» SHORT PROBLEM
Go through the listing and copy every line word for word.

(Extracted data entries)
---
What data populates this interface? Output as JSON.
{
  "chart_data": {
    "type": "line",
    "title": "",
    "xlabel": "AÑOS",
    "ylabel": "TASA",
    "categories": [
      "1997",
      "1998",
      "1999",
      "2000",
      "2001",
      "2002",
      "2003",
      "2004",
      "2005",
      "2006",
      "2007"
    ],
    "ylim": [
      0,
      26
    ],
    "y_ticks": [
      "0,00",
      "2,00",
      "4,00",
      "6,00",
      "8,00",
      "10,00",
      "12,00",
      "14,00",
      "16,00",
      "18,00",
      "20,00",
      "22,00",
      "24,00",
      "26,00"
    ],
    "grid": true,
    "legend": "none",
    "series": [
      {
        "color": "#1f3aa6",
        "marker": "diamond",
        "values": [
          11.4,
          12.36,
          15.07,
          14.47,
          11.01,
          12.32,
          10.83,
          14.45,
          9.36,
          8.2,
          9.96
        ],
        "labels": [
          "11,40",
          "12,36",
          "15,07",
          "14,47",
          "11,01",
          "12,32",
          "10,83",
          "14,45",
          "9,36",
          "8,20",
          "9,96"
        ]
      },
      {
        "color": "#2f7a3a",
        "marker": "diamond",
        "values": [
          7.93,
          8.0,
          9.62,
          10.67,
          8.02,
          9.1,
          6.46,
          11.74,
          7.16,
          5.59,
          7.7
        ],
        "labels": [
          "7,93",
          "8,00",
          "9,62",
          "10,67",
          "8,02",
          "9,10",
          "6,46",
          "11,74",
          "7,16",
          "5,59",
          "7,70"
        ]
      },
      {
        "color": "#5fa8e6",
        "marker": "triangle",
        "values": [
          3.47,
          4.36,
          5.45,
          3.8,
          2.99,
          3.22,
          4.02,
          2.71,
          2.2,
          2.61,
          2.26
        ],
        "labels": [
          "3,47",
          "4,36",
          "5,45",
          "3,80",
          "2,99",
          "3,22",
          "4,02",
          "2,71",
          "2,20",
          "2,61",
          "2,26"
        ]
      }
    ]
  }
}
---
» ANSWER TO THE PROBLEM
What data populates this interface? Output as JSON.
{
  "chart_data": {
    "type": "line",
    "title": "",
    "xlabel": "AÑOS",
    "ylabel": "TASA",
    "categories": [
      "1997",
      "1998",
      "1999",
      "2000",
      "2001",
      "2002",
      "2003",
      "2004",
      "2005",
      "2006",
      "2007"
    ],
    "ylim": [
      0,
      26
    ],
    "y_ticks": [
      "0,00",
      "2,00",
      "4,00",
      "6,00",
      "8,00",
      "10,00",
      "12,00",
      "14,00",
      "16,00",
      "18,00",
      "20,00",
      "22,00",
      "24,00",
      "26,00"
    ],
    "grid": true,
    "legend": "none",
    "series": [
      {
        "color": "#1f3aa6",
        "marker": "diamond",
        "values": [
          11.4,
          12.36,
          15.07,
          14.47,
          11.01,
          12.32,
          10.83,
          14.45,
          9.36,
          8.2,
          9.96
        ],
        "labels": [
          "11,40",
          "12,36",
          "15,07",
          "14,47",
          "11,01",
          "12,32",
          "10,83",
          "14,45",
          "9,36",
          "8,20",
          "9,96"
        ]
      },
      {
        "color": "#2f7a3a",
        "marker": "diamond",
        "values": [
          7.93,
          8.0,
          9.62,
          10.67,
          8.02,
          9.1,
          6.46,
          11.74,
          7.16,
          5.59,
          7.7
        ],
        "labels": [
          "7,93",
          "8,00",
          "9,62",
          "10,67",
          "8,02",
          "9,10",
          "6,46",
          "11,74",
          "7,16",
          "5,59",
          "7,70"
        ]
      },
      {
        "color": "#5fa8e6",
        "marker": "triangle",
        "values": [
          3.47,
          4.36,
          5.45,
          3.8,
          2.99,
          3.22,
          4.02,
          2.71,
          2.2,
          2.61,
          2.26
        ],
        "labels": [
          "3,47",
          "4,36",
          "5,45",
          "3,80",
          "2,99",
          "3,22",
          "4,02",
          "2,71",
          "2,20",
          "2,61",
          "2,26"
        ]
      }
    ]
  }
}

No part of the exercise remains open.